Given problem | List all the lines in these records that hold "from".

[Dataset listings of figures]
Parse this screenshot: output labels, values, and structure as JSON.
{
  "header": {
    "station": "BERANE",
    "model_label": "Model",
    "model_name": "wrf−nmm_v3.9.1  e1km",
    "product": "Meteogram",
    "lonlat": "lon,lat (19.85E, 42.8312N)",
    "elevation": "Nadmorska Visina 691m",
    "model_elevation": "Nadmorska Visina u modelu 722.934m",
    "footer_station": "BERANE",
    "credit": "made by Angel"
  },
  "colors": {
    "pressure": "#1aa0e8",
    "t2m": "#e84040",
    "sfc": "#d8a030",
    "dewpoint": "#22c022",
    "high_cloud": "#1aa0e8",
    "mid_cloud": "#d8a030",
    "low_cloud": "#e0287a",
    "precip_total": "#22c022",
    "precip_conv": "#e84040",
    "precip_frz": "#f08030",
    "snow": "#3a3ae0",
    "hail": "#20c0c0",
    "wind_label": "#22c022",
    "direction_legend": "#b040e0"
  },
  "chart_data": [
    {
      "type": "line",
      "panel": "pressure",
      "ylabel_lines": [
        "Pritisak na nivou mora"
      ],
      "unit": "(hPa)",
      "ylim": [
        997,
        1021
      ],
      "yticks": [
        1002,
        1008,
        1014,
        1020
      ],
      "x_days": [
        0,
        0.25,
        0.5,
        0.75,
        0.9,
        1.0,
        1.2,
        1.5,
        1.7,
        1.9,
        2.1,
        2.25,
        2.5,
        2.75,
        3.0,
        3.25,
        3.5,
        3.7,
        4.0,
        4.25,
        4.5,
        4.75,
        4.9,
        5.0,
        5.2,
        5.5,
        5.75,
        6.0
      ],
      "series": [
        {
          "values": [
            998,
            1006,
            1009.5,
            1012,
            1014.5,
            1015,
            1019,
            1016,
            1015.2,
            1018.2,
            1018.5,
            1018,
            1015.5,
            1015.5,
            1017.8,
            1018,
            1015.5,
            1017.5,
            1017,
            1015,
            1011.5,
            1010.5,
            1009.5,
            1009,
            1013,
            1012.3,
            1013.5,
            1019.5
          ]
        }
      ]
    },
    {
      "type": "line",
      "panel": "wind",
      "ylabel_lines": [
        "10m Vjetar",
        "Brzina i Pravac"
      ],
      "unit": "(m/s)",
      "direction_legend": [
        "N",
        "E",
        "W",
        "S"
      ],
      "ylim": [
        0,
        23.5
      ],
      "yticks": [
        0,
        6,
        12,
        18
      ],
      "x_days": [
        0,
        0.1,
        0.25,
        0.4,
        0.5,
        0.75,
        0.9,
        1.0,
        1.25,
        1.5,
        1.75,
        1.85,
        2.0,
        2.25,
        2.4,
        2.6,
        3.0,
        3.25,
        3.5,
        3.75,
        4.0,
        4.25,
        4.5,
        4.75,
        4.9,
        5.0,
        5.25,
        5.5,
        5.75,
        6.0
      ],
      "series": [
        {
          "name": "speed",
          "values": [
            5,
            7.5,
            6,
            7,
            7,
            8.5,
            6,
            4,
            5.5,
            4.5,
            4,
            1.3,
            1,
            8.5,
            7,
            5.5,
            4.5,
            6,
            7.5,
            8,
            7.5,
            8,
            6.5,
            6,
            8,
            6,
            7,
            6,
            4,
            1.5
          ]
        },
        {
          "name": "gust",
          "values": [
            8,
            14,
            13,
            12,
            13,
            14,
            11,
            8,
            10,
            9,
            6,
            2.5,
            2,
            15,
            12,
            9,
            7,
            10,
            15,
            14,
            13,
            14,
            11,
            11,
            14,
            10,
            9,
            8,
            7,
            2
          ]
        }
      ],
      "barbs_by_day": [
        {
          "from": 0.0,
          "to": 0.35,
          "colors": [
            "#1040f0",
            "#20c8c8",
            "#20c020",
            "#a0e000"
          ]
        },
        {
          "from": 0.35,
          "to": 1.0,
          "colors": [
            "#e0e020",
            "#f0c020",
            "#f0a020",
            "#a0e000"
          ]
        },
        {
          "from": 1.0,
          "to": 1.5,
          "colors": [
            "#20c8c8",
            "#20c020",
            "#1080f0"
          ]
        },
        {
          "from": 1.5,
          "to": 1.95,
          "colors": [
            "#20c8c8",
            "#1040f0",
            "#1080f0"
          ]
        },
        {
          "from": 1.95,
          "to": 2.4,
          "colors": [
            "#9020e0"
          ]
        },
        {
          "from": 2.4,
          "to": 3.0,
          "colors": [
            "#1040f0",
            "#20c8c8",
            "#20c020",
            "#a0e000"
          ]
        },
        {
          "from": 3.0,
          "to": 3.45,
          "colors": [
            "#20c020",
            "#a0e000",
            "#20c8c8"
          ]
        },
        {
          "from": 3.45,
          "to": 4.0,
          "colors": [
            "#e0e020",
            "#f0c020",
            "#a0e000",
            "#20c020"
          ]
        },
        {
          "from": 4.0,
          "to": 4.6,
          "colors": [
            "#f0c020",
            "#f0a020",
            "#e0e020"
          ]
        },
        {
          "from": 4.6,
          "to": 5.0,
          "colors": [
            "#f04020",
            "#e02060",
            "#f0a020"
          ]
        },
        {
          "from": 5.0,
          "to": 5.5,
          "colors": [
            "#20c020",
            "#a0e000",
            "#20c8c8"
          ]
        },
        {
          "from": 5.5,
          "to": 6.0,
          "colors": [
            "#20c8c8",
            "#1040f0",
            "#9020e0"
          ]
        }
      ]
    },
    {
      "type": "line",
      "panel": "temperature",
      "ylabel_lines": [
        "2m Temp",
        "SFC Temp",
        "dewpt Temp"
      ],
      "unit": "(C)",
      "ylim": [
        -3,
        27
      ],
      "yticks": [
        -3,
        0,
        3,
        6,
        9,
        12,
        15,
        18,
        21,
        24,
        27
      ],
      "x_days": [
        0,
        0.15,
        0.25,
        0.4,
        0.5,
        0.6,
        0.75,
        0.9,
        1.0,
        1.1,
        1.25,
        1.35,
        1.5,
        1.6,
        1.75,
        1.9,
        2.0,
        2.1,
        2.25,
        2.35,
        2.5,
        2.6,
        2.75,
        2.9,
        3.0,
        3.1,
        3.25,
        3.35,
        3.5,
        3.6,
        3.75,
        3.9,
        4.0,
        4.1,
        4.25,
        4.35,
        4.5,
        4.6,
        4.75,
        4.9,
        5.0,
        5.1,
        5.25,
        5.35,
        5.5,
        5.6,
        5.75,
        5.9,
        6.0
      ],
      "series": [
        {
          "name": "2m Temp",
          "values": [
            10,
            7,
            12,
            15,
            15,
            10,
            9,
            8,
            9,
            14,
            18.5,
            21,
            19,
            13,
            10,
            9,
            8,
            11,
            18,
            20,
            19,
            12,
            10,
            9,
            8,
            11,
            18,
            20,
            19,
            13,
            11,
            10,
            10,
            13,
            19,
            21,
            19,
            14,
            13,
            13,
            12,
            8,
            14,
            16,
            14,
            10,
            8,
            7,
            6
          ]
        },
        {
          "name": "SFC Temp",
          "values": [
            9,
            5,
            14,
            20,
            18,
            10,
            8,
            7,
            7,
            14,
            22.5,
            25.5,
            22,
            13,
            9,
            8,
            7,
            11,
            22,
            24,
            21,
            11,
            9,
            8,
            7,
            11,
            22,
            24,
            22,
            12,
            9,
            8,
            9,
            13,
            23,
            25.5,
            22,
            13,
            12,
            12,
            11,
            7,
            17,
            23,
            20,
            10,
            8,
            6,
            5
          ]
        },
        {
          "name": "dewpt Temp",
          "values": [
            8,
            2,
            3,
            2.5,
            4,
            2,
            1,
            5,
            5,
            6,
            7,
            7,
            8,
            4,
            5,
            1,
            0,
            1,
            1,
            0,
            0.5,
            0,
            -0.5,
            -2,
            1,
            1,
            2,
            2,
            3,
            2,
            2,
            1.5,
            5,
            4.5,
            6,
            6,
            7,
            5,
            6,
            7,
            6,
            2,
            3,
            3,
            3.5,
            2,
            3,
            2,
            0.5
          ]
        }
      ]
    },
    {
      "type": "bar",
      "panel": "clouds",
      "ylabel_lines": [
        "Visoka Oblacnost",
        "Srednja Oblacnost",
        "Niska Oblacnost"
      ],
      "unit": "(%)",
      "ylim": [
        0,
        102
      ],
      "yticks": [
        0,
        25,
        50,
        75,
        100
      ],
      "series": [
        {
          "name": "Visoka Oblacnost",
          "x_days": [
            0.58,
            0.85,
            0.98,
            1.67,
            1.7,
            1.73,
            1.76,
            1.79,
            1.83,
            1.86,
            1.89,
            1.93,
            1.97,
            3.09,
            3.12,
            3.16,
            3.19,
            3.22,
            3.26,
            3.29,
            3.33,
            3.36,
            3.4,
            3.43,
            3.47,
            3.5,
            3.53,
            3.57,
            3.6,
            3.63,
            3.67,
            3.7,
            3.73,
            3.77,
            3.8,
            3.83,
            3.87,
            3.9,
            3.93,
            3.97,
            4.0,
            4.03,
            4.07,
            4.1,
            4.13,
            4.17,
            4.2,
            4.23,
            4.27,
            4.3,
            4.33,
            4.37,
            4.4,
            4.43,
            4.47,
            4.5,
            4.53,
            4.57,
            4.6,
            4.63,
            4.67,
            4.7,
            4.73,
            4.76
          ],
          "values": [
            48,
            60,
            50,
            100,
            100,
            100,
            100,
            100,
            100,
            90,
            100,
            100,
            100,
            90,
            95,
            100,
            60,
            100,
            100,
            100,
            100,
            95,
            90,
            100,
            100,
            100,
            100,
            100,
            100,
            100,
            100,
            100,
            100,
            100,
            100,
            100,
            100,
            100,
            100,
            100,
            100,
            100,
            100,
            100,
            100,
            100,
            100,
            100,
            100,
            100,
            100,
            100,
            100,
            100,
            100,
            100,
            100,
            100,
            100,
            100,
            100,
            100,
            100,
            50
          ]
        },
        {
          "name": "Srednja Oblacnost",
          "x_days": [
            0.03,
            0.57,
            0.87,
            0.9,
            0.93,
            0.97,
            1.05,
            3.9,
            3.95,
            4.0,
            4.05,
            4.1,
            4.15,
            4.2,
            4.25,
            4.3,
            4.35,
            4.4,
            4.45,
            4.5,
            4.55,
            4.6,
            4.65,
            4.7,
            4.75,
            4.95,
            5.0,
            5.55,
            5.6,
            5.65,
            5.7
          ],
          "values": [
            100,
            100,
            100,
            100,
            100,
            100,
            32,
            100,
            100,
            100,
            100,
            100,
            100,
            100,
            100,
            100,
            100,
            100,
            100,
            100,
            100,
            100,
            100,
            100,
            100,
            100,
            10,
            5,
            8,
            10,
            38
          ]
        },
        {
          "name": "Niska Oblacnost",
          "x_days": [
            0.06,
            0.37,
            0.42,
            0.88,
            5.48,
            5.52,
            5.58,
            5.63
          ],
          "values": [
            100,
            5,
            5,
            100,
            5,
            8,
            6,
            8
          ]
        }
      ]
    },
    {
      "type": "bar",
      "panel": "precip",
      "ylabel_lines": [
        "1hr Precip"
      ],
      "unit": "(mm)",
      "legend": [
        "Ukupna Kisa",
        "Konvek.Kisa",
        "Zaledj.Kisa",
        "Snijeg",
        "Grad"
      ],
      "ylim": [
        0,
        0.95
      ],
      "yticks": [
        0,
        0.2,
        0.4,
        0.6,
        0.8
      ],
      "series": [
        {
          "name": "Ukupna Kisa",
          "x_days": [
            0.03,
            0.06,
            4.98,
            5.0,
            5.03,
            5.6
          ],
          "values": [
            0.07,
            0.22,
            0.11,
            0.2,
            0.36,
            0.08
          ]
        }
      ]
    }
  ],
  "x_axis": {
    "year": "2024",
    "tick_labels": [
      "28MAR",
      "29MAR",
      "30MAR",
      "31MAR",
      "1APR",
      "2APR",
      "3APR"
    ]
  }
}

Reply |
          "from": 0.0,
          "from": 0.35,
          "from": 1.0,
          "from": 1.5,
          "from": 1.95,
          "from": 2.4,
          "from": 3.0,
          "from": 3.45,
          "from": 4.0,
          "from": 4.6,
          "from": 5.0,
          "from": 5.5,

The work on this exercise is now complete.